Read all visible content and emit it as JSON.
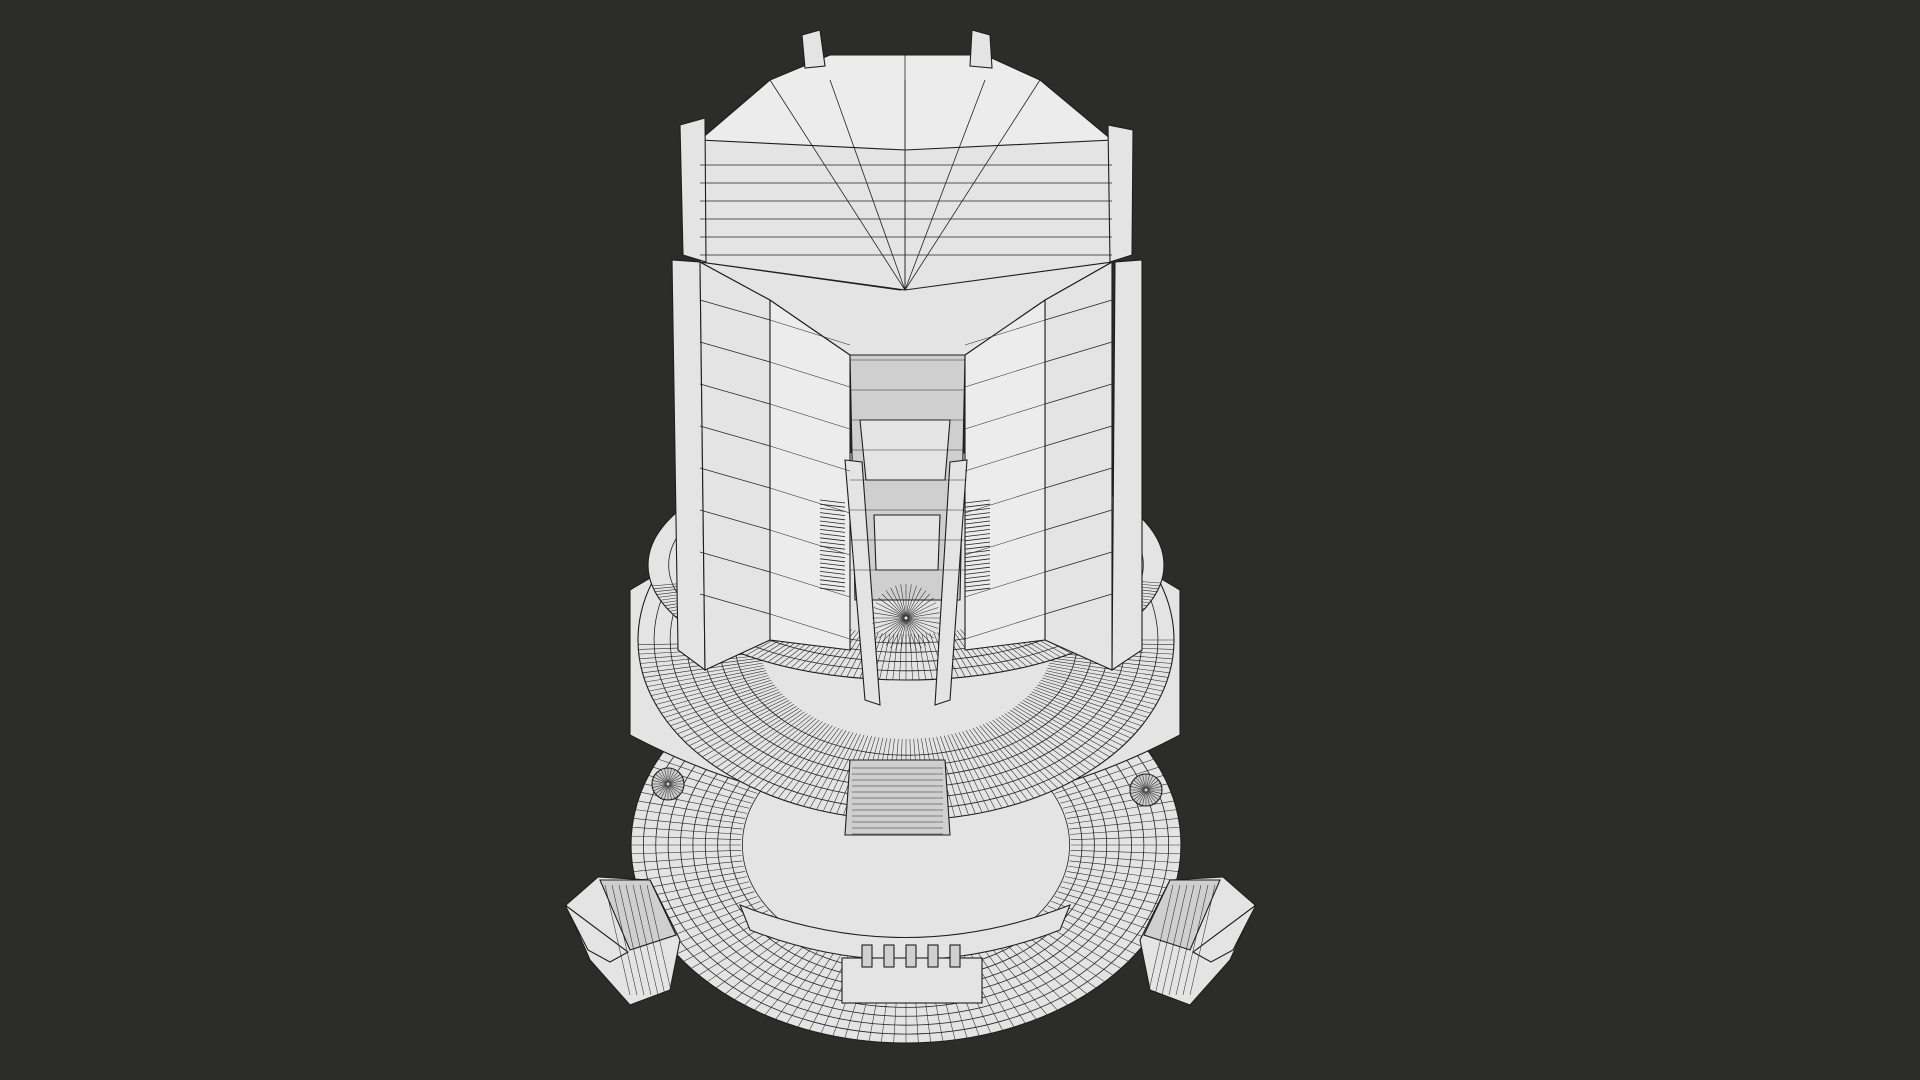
{
  "viewport": {
    "background_color": "#2c2c2b",
    "model_surface_color": "#e4e4e4",
    "wireframe_color": "#1e1e1e"
  }
}
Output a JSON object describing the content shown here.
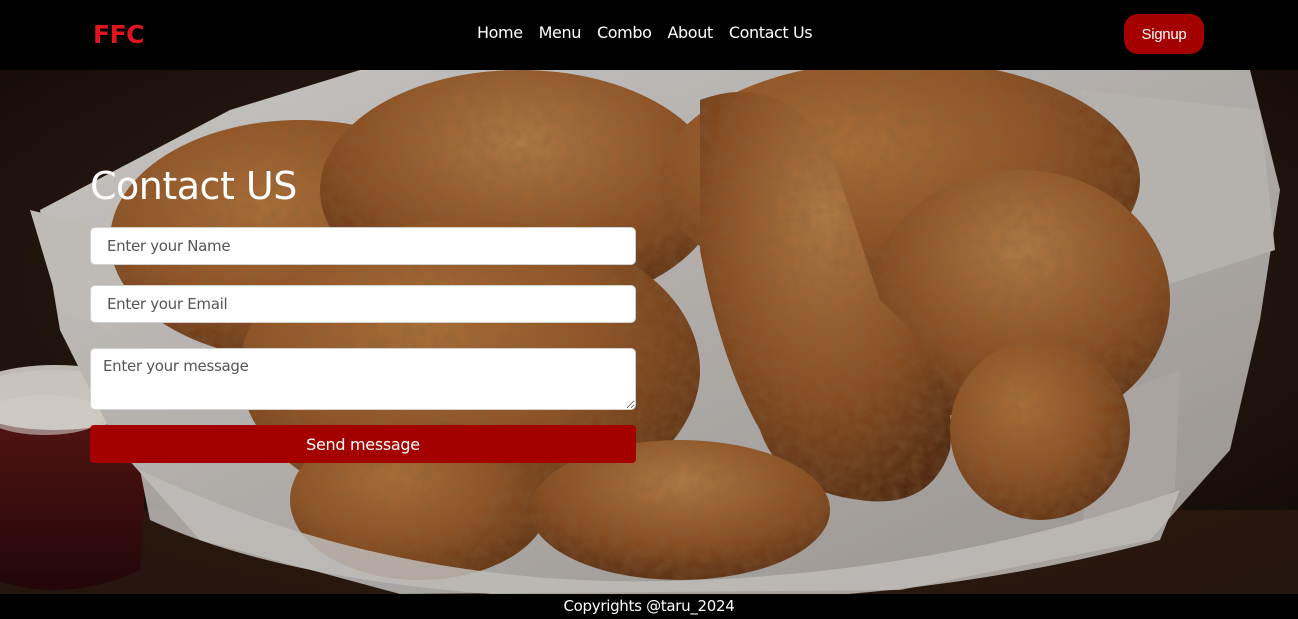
{
  "navbar": {
    "logo": "FFC",
    "links": [
      "Home",
      "Menu",
      "Combo",
      "About",
      "Contact Us"
    ],
    "signup_label": "Signup"
  },
  "hero": {
    "image": "fried-chicken-basket"
  },
  "contact": {
    "title": "Contact US",
    "name_placeholder": "Enter your Name",
    "email_placeholder": "Enter your Email",
    "message_placeholder": "Enter your message",
    "send_label": "Send message"
  },
  "footer": {
    "text": "Copyrights @taru_2024"
  },
  "colors": {
    "brand_red": "#e0141c",
    "button_red": "#a40000",
    "nav_bg": "#000000"
  }
}
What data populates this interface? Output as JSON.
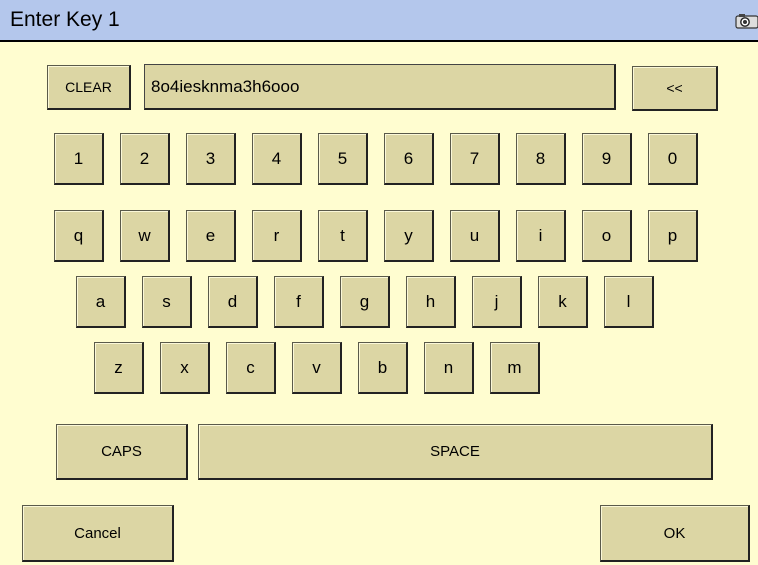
{
  "window": {
    "title": "Enter Key 1"
  },
  "toolbar": {
    "clear_label": "CLEAR",
    "backspace_label": "<<"
  },
  "input": {
    "value": "8o4iesknma3h6ooo"
  },
  "keyboard": {
    "row_digits": [
      "1",
      "2",
      "3",
      "4",
      "5",
      "6",
      "7",
      "8",
      "9",
      "0"
    ],
    "row_top": [
      "q",
      "w",
      "e",
      "r",
      "t",
      "y",
      "u",
      "i",
      "o",
      "p"
    ],
    "row_home": [
      "a",
      "s",
      "d",
      "f",
      "g",
      "h",
      "j",
      "k",
      "l"
    ],
    "row_bottom": [
      "z",
      "x",
      "c",
      "v",
      "b",
      "n",
      "m"
    ],
    "caps_label": "CAPS",
    "space_label": "SPACE"
  },
  "footer": {
    "cancel_label": "Cancel",
    "ok_label": "OK"
  },
  "colors": {
    "background": "#fffdd0",
    "titlebar": "#b4c7ec",
    "key_face": "#dcd6a4"
  },
  "icons": {
    "titlebar_icon": "camera-icon"
  }
}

—————

OBJECTIVE
Copy out every line of the data that includes the word "your".

RESULT
    "name_placeholder": "Enter your Name",
    "email_placeholder": "Enter your Email",
    "message_placeholder": "Enter your message",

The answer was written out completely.